**Dataset:**
------------------------

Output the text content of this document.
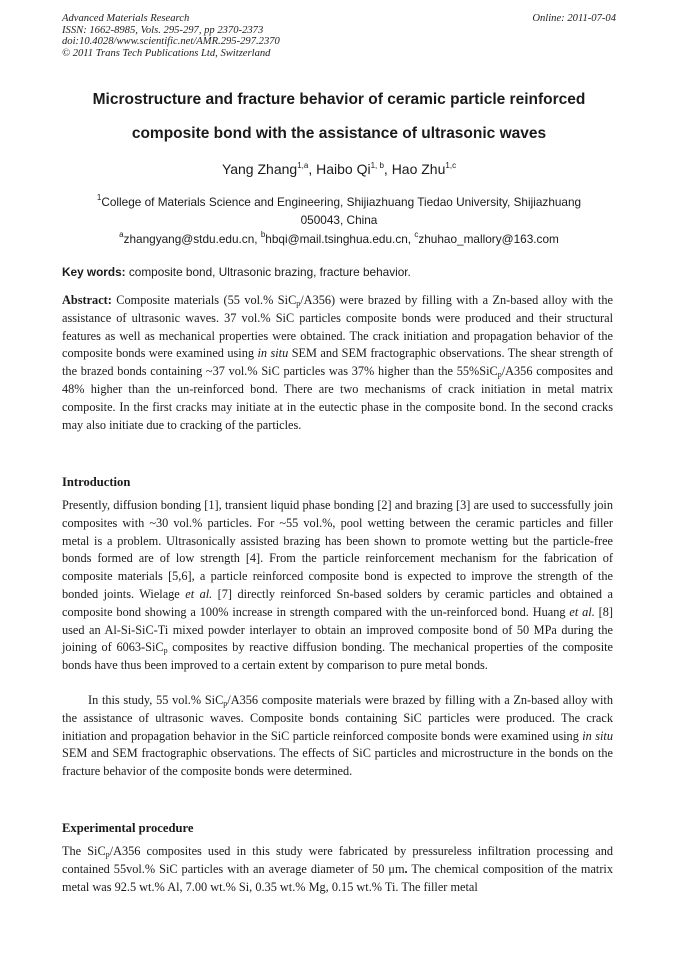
Advanced Materials Research
ISSN: 1662-8985, Vols. 295-297, pp 2370-2373
doi:10.4028/www.scientific.net/AMR.295-297.2370
© 2011 Trans Tech Publications Ltd, Switzerland
Online: 2011-07-04
Microstructure and fracture behavior of ceramic particle reinforced
composite bond with the assistance of ultrasonic waves
Yang Zhang$^{1,a}$, Haibo Qi$^{1, b}$, Hao Zhu$^{1,c}$
$^1$College of Materials Science and Engineering, Shijiazhuang Tiedao University, Shijiazhuang
050043, China
$^a$zhangyang@stdu.edu.cn, $^b$hbqi@mail.tsinghua.edu.cn, $^c$zhuhao_mallory@163.com
Key words: composite bond, Ultrasonic brazing, fracture behavior.
Abstract: Composite materials (55 vol.% SiC$_p$/A356) were brazed by filling with a Zn-based alloy with the assistance of ultrasonic waves. 37 vol.% SiC particles composite bonds were produced and their structural features as well as mechanical properties were obtained. The crack initiation and propagation behavior of the composite bonds were examined using in situ SEM and SEM fractographic observations. The shear strength of the brazed bonds containing ~37 vol.% SiC particles was 37% higher than the 55%SiC$_p$/A356 composites and 48% higher than the un-reinforced bond. There are two mechanisms of crack initiation in metal matrix composite. In the first cracks may initiate at in the eutectic phase in the composite bond. In the second cracks may also initiate due to cracking of the particles.
Introduction
Presently, diffusion bonding [1], transient liquid phase bonding [2] and brazing [3] are used to successfully join composites with ~30 vol.% particles. For ~55 vol.%, pool wetting between the ceramic particles and filler metal is a problem. Ultrasonically assisted brazing has been shown to promote wetting but the particle-free bonds formed are of low strength [4]. From the particle reinforcement mechanism for the fabrication of composite materials [5,6], a particle reinforced composite bond is expected to improve the strength of the bonded joints. Wielage et al. [7] directly reinforced Sn-based solders by ceramic particles and obtained a composite bond showing a 100% increase in strength compared with the un-reinforced bond. Huang et al. [8] used an Al-Si-SiC-Ti mixed powder interlayer to obtain an improved composite bond of 50 MPa during the joining of 6063-SiC$_p$ composites by reactive diffusion bonding. The mechanical properties of the composite bonds have thus been improved to a certain extent by comparison to pure metal bonds.
In this study, 55 vol.% SiC$_p$/A356 composite materials were brazed by filling with a Zn-based alloy with the assistance of ultrasonic waves. Composite bonds containing SiC particles were produced. The crack initiation and propagation behavior in the SiC particle reinforced composite bonds were examined using in situ SEM and SEM fractographic observations. The effects of SiC particles and microstructure in the bonds on the fracture behavior of the composite bonds were determined.
Experimental procedure
The SiC$_p$/A356 composites used in this study were fabricated by pressureless infiltration processing and contained 55vol.% SiC particles with an average diameter of 50 μm. The chemical composition of the matrix metal was 92.5 wt.% Al, 7.00 wt.% Si, 0.35 wt.% Mg, 0.15 wt.% Ti. The filler metal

------------------------

**Task description:** Give all the lines above again, character for character, without pictures.

**Correct result:**
Output the text content of this document.
Advanced Materials Research
ISSN: 1662-8985, Vols. 295-297, pp 2370-2373
doi:10.4028/www.scientific.net/AMR.295-297.2370
© 2011 Trans Tech Publications Ltd, Switzerland
Online: 2011-07-04
Microstructure and fracture behavior of ceramic particle reinforced
composite bond with the assistance of ultrasonic waves
Yang Zhang$^{1,a}$, Haibo Qi$^{1, b}$, Hao Zhu$^{1,c}$
$^1$College of Materials Science and Engineering, Shijiazhuang Tiedao University, Shijiazhuang
050043, China
$^a$zhangyang@stdu.edu.cn, $^b$hbqi@mail.tsinghua.edu.cn, $^c$zhuhao_mallory@163.com
Key words: composite bond, Ultrasonic brazing, fracture behavior.
Abstract: Composite materials (55 vol.% SiC$_p$/A356) were brazed by filling with a Zn-based alloy with the assistance of ultrasonic waves. 37 vol.% SiC particles composite bonds were produced and their structural features as well as mechanical properties were obtained. The crack initiation and propagation behavior of the composite bonds were examined using in situ SEM and SEM fractographic observations. The shear strength of the brazed bonds containing ~37 vol.% SiC particles was 37% higher than the 55%SiC$_p$/A356 composites and 48% higher than the un-reinforced bond. There are two mechanisms of crack initiation in metal matrix composite. In the first cracks may initiate at in the eutectic phase in the composite bond. In the second cracks may also initiate due to cracking of the particles.
Introduction
Presently, diffusion bonding [1], transient liquid phase bonding [2] and brazing [3] are used to successfully join composites with ~30 vol.% particles. For ~55 vol.%, pool wetting between the ceramic particles and filler metal is a problem. Ultrasonically assisted brazing has been shown to promote wetting but the particle-free bonds formed are of low strength [4]. From the particle reinforcement mechanism for the fabrication of composite materials [5,6], a particle reinforced composite bond is expected to improve the strength of the bonded joints. Wielage et al. [7] directly reinforced Sn-based solders by ceramic particles and obtained a composite bond showing a 100% increase in strength compared with the un-reinforced bond. Huang et al. [8] used an Al-Si-SiC-Ti mixed powder interlayer to obtain an improved composite bond of 50 MPa during the joining of 6063-SiC$_p$ composites by reactive diffusion bonding. The mechanical properties of the composite bonds have thus been improved to a certain extent by comparison to pure metal bonds.
In this study, 55 vol.% SiC$_p$/A356 composite materials were brazed by filling with a Zn-based alloy with the assistance of ultrasonic waves. Composite bonds containing SiC particles were produced. The crack initiation and propagation behavior in the SiC particle reinforced composite bonds were examined using in situ SEM and SEM fractographic observations. The effects of SiC particles and microstructure in the bonds on the fracture behavior of the composite bonds were determined.
Experimental procedure
The SiC$_p$/A356 composites used in this study were fabricated by pressureless infiltration processing and contained 55vol.% SiC particles with an average diameter of 50 μm. The chemical composition of the matrix metal was 92.5 wt.% Al, 7.00 wt.% Si, 0.35 wt.% Mg, 0.15 wt.% Ti. The filler metal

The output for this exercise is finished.